- Extracted data entries -
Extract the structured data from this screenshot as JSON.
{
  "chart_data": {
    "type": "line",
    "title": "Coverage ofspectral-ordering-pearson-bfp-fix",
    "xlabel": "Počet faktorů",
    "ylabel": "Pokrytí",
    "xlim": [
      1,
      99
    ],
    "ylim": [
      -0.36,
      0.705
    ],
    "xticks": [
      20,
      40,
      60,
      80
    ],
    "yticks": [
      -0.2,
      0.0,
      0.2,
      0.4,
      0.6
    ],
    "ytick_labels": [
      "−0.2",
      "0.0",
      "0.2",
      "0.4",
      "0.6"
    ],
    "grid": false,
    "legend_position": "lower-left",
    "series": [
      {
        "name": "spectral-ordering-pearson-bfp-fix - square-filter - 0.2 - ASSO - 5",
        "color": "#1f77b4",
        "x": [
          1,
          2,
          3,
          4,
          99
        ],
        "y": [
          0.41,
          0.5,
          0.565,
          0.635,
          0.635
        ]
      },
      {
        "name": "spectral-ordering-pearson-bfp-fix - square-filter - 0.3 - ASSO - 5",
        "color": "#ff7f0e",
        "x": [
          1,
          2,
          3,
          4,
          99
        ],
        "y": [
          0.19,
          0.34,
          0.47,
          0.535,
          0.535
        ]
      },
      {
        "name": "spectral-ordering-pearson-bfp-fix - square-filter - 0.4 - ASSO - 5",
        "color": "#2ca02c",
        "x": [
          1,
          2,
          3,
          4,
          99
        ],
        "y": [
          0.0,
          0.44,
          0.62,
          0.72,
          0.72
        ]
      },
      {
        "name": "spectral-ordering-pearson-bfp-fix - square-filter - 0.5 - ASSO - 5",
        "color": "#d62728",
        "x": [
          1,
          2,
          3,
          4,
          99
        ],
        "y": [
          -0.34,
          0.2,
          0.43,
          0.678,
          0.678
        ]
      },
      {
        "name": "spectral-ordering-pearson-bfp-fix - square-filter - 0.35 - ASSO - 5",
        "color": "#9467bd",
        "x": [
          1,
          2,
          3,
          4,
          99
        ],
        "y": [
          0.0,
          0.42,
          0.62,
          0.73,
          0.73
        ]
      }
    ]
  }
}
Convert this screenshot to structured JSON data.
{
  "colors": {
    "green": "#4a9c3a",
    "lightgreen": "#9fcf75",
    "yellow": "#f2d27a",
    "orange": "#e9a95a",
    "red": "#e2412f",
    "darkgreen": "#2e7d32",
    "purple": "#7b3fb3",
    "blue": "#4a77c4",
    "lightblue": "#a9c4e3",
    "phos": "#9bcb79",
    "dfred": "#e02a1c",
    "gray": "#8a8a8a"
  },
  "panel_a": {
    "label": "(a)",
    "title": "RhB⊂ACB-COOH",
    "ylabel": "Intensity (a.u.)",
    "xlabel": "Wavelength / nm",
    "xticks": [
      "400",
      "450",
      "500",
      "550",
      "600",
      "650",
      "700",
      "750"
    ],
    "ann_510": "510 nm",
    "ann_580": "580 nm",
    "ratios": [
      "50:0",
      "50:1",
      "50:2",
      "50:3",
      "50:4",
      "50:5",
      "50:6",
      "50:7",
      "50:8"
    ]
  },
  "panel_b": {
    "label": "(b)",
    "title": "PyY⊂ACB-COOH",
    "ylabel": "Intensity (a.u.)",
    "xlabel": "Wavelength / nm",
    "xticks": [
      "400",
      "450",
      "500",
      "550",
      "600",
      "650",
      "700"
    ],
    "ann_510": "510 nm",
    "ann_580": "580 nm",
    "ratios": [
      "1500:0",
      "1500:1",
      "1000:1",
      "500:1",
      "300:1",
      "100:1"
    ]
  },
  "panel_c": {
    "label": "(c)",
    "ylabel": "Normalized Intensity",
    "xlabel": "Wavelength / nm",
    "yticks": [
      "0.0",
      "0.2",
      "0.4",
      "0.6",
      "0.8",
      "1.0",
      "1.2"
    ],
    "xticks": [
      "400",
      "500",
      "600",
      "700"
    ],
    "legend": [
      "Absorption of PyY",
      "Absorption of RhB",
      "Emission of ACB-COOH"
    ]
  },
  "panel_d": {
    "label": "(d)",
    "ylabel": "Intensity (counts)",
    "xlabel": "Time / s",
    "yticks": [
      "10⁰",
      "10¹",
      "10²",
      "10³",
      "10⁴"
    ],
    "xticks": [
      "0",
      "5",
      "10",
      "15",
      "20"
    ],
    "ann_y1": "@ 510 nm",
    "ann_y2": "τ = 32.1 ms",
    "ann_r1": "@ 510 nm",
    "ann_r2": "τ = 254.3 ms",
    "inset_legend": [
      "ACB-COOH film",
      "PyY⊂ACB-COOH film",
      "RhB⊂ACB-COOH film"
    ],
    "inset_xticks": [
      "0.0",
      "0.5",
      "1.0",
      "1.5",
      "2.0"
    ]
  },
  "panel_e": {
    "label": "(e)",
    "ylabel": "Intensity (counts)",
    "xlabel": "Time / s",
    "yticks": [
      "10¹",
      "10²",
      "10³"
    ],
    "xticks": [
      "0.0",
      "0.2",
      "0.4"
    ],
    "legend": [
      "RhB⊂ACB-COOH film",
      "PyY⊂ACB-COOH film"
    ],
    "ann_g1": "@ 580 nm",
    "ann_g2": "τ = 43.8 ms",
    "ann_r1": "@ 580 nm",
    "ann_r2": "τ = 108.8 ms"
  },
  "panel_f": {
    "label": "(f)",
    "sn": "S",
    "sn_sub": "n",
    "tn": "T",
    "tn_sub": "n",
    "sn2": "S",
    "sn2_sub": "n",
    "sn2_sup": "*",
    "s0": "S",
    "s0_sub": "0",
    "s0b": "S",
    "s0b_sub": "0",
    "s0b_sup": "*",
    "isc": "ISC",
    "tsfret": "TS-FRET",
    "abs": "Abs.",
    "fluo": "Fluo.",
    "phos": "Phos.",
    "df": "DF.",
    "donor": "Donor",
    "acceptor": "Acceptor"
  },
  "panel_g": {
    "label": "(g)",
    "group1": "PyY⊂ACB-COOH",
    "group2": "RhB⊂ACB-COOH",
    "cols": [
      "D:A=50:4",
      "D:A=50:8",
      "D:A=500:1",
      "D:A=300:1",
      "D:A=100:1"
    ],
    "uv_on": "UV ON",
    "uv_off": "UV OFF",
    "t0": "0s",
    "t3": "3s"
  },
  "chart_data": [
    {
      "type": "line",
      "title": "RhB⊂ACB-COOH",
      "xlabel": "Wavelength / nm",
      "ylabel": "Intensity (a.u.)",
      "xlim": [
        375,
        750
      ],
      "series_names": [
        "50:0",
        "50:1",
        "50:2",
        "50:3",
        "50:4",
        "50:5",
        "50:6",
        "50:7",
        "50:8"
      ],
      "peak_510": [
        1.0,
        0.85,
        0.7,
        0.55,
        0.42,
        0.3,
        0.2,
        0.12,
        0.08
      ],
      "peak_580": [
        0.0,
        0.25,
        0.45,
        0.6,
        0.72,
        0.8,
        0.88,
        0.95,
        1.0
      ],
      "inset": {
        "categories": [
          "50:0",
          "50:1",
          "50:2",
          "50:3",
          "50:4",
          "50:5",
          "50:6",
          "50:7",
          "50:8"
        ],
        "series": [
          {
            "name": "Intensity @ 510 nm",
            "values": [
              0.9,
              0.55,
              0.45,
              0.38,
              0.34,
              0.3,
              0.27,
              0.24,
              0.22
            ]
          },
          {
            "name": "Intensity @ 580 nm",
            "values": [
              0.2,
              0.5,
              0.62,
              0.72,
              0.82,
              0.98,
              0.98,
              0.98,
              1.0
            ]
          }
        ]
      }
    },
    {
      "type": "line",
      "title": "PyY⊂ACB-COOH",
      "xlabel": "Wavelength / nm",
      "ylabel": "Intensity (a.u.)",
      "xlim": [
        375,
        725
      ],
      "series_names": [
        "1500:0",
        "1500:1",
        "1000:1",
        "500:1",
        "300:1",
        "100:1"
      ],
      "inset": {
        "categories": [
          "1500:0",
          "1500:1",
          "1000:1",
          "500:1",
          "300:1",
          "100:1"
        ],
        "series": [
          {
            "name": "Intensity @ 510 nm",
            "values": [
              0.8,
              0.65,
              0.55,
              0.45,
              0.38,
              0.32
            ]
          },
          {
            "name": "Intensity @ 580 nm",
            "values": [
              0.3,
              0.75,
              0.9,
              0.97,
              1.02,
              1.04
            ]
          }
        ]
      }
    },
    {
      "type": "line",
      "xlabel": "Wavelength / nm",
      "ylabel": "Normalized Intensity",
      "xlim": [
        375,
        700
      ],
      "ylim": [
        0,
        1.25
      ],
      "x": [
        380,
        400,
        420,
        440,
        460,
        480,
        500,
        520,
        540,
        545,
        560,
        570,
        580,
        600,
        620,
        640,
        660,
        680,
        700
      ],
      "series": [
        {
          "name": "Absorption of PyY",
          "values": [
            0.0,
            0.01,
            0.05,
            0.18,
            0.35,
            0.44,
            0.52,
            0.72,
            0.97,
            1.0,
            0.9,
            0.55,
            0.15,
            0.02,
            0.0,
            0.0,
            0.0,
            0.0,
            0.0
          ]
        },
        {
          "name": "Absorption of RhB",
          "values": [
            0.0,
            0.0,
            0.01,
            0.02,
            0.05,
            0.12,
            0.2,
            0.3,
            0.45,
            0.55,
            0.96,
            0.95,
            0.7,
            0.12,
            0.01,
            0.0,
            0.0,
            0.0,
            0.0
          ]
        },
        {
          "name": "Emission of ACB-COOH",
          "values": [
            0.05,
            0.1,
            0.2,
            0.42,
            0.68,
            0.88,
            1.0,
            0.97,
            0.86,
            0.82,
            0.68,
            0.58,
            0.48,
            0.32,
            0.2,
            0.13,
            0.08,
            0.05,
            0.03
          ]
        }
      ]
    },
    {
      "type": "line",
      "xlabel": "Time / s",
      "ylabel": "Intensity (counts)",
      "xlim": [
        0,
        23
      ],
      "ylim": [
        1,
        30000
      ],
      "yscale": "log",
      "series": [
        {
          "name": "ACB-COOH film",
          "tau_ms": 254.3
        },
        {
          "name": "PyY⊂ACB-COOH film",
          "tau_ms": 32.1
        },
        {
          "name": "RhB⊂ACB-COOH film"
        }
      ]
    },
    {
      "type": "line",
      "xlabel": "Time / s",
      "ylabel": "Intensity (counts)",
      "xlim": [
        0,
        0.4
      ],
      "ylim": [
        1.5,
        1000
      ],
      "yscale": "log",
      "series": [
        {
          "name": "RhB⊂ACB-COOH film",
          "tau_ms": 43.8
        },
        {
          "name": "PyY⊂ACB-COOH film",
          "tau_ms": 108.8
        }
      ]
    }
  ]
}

- The task -
Show the lines that mention the word "JSON".

- The response -
Extract the structured data from this screenshot as JSON.
Convert this screenshot to structured JSON data.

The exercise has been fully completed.